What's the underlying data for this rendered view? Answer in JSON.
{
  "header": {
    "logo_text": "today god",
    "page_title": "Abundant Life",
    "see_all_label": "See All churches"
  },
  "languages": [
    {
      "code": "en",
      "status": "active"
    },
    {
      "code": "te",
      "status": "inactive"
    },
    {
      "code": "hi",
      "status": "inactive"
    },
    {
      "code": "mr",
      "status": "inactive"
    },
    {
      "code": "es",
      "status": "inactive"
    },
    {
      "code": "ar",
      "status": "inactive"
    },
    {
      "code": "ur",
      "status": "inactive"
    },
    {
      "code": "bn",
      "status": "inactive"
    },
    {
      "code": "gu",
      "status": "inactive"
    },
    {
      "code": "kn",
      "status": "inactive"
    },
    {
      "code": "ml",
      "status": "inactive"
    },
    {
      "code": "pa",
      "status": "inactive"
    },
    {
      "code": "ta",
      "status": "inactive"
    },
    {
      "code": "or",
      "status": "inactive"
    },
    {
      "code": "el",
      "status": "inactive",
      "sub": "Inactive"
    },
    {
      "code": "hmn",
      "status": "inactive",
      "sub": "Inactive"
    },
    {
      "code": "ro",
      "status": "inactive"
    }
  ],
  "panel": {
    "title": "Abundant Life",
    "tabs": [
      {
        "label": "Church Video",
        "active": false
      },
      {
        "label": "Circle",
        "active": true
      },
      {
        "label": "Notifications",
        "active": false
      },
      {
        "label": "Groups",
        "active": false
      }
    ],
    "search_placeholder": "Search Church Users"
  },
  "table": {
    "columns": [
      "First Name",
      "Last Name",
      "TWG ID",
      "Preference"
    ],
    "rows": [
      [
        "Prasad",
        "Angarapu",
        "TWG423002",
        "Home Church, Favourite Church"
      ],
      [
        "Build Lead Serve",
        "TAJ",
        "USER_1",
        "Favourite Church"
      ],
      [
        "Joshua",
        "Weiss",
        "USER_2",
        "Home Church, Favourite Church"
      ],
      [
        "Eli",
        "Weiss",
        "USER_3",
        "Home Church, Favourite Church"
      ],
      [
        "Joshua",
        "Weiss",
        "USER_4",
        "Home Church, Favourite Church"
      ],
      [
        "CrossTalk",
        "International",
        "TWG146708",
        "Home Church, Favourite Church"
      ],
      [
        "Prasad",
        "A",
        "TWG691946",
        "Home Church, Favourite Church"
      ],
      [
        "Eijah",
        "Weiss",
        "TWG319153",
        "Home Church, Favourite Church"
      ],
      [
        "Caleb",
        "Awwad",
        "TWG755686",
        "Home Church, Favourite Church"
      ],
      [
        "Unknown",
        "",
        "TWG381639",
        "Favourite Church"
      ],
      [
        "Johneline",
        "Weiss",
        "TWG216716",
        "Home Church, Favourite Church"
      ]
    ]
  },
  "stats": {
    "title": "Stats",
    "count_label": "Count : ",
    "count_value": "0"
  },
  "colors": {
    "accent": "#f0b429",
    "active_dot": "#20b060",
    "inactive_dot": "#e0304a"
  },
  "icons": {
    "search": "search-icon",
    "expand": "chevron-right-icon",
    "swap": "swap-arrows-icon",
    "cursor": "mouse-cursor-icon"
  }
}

:: PROBLEM TO SOLVE ::
Tally the lines of the listing that include "Life". Reply with nothing but the count.

:: ANSWER TO THE PROBLEM ::
2